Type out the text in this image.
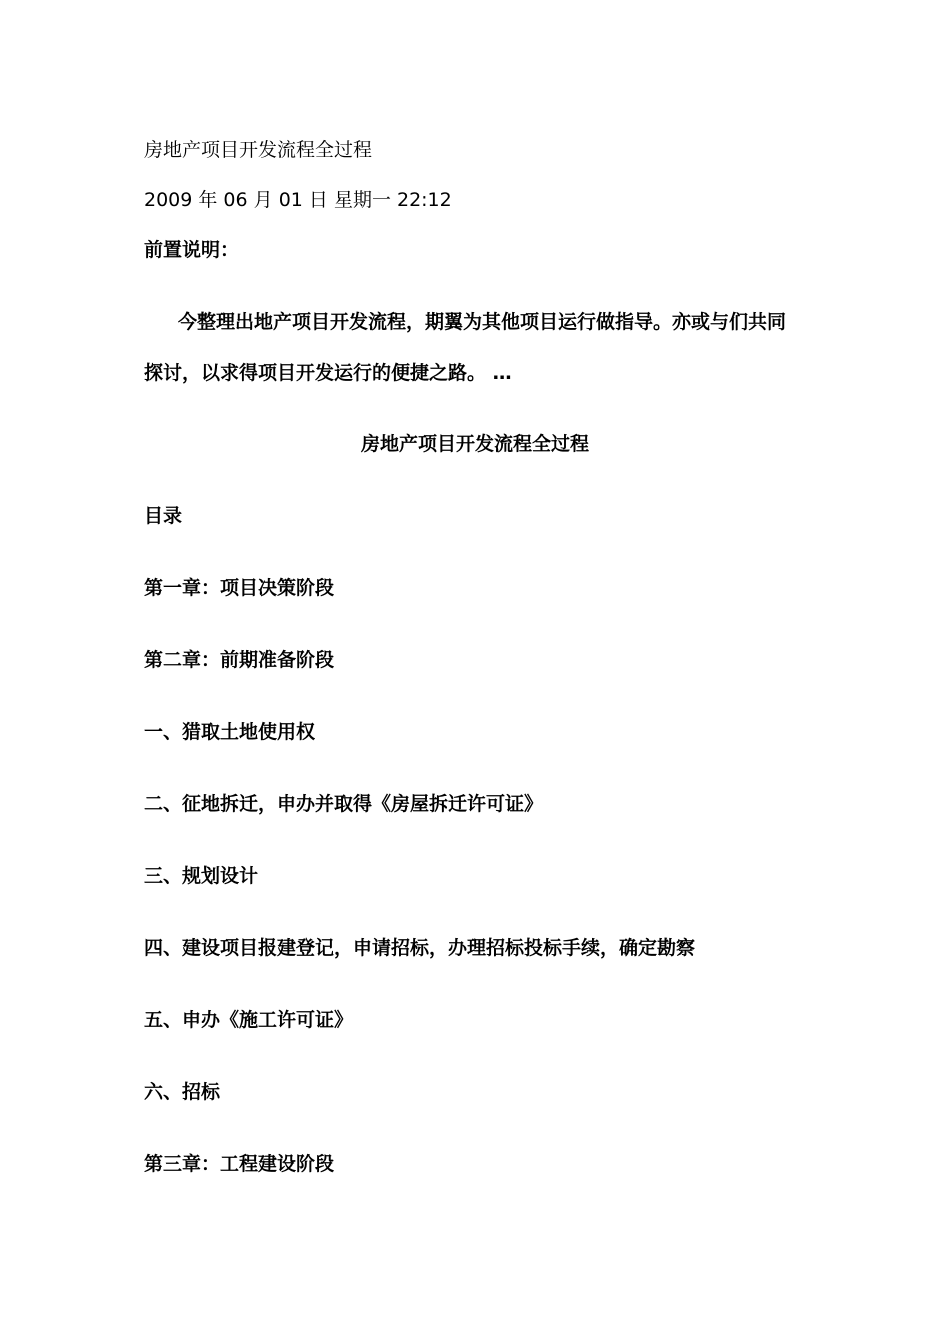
房地产项目开发流程全过程
2009 年 06 月 01 日 星期一 22:12
前置说明：
今整理出地产项目开发流程，期翼为其他项目运行做指导。亦或与们共同
探讨，以求得项目开发运行的便捷之路。 …
房地产项目开发流程全过程
目录
第一章：项目决策阶段
第二章：前期准备阶段
一、猎取土地使用权
二、征地拆迁，申办并取得《房屋拆迁许可证》
三、规划设计
四、建设项目报建登记，申请招标，办理招标投标手续，确定勘察
五、申办《施工许可证》
六、招标
第三章：工程建设阶段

============

### Task requirements
Give the entries again without a single change, but with no pictures.

### Solution for this task
Type out the text in this image.
房地产项目开发流程全过程
2009 年 06 月 01 日 星期一 22:12
前置说明：
今整理出地产项目开发流程，期翼为其他项目运行做指导。亦或与们共同
探讨，以求得项目开发运行的便捷之路。 …
房地产项目开发流程全过程
目录
第一章：项目决策阶段
第二章：前期准备阶段
一、猎取土地使用权
二、征地拆迁，申办并取得《房屋拆迁许可证》
三、规划设计
四、建设项目报建登记，申请招标，办理招标投标手续，确定勘察
五、申办《施工许可证》
六、招标
第三章：工程建设阶段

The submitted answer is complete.